### ITEMS
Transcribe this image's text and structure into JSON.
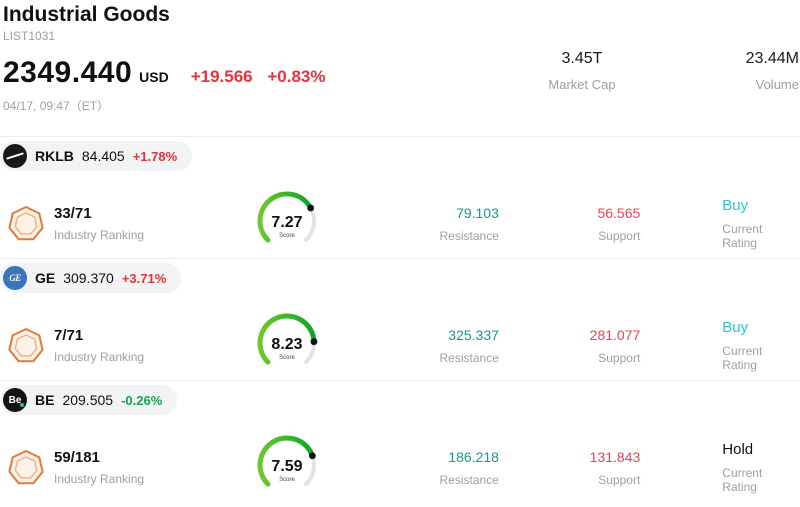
{
  "header": {
    "title": "Industrial Goods",
    "list_id": "LIST1031",
    "price": "2349.440",
    "currency": "USD",
    "change_abs": "+19.566",
    "change_pct": "+0.83%",
    "datetime": "04/17, 09:47（ET）",
    "market_cap_value": "3.45T",
    "market_cap_label": "Market Cap",
    "volume_value": "23.44M",
    "volume_label": "Volume"
  },
  "labels": {
    "industry_ranking": "Industry Ranking",
    "resistance": "Resistance",
    "support": "Support",
    "current_rating": "Current Rating",
    "score": "Score"
  },
  "colors": {
    "up": "#e8323c",
    "down": "#0ca750",
    "resistance": "#17988c",
    "support": "#f04352",
    "buy": "#2bc8cf",
    "hold": "#111111"
  },
  "stocks": [
    {
      "ticker": "RKLB",
      "logo_text": "",
      "logo_bg": "#17181a",
      "price": "84.405",
      "change": "+1.78%",
      "direction": "up",
      "ranking": "33/71",
      "score": "7.27",
      "resistance": "79.103",
      "support": "56.565",
      "rating": "Buy",
      "rating_type": "buy"
    },
    {
      "ticker": "GE",
      "logo_text": "GE",
      "logo_bg": "#3b74bd",
      "price": "309.370",
      "change": "+3.71%",
      "direction": "up",
      "ranking": "7/71",
      "score": "8.23",
      "resistance": "325.337",
      "support": "281.077",
      "rating": "Buy",
      "rating_type": "buy"
    },
    {
      "ticker": "BE",
      "logo_text": "Be",
      "logo_bg": "#131313",
      "price": "209.505",
      "change": "-0.26%",
      "direction": "down",
      "ranking": "59/181",
      "score": "7.59",
      "resistance": "186.218",
      "support": "131.843",
      "rating": "Hold",
      "rating_type": "hold"
    }
  ]
}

### AIM OF THE TASK
Leave the pictures out and output the rest of the listing exactly.

### SOLUTION FOR THIS PROBLEM
Transcribe this image's text and structure into JSON.
{
  "header": {
    "title": "Industrial Goods",
    "list_id": "LIST1031",
    "price": "2349.440",
    "currency": "USD",
    "change_abs": "+19.566",
    "change_pct": "+0.83%",
    "datetime": "04/17, 09:47（ET）",
    "market_cap_value": "3.45T",
    "market_cap_label": "Market Cap",
    "volume_value": "23.44M",
    "volume_label": "Volume"
  },
  "labels": {
    "industry_ranking": "Industry Ranking",
    "resistance": "Resistance",
    "support": "Support",
    "current_rating": "Current Rating",
    "score": "Score"
  },
  "colors": {
    "up": "#e8323c",
    "down": "#0ca750",
    "resistance": "#17988c",
    "support": "#f04352",
    "buy": "#2bc8cf",
    "hold": "#111111"
  },
  "stocks": [
    {
      "ticker": "RKLB",
      "logo_text": "",
      "logo_bg": "#17181a",
      "price": "84.405",
      "change": "+1.78%",
      "direction": "up",
      "ranking": "33/71",
      "score": "7.27",
      "resistance": "79.103",
      "support": "56.565",
      "rating": "Buy",
      "rating_type": "buy"
    },
    {
      "ticker": "GE",
      "logo_text": "GE",
      "logo_bg": "#3b74bd",
      "price": "309.370",
      "change": "+3.71%",
      "direction": "up",
      "ranking": "7/71",
      "score": "8.23",
      "resistance": "325.337",
      "support": "281.077",
      "rating": "Buy",
      "rating_type": "buy"
    },
    {
      "ticker": "BE",
      "logo_text": "Be",
      "logo_bg": "#131313",
      "price": "209.505",
      "change": "-0.26%",
      "direction": "down",
      "ranking": "59/181",
      "score": "7.59",
      "resistance": "186.218",
      "support": "131.843",
      "rating": "Hold",
      "rating_type": "hold"
    }
  ]
}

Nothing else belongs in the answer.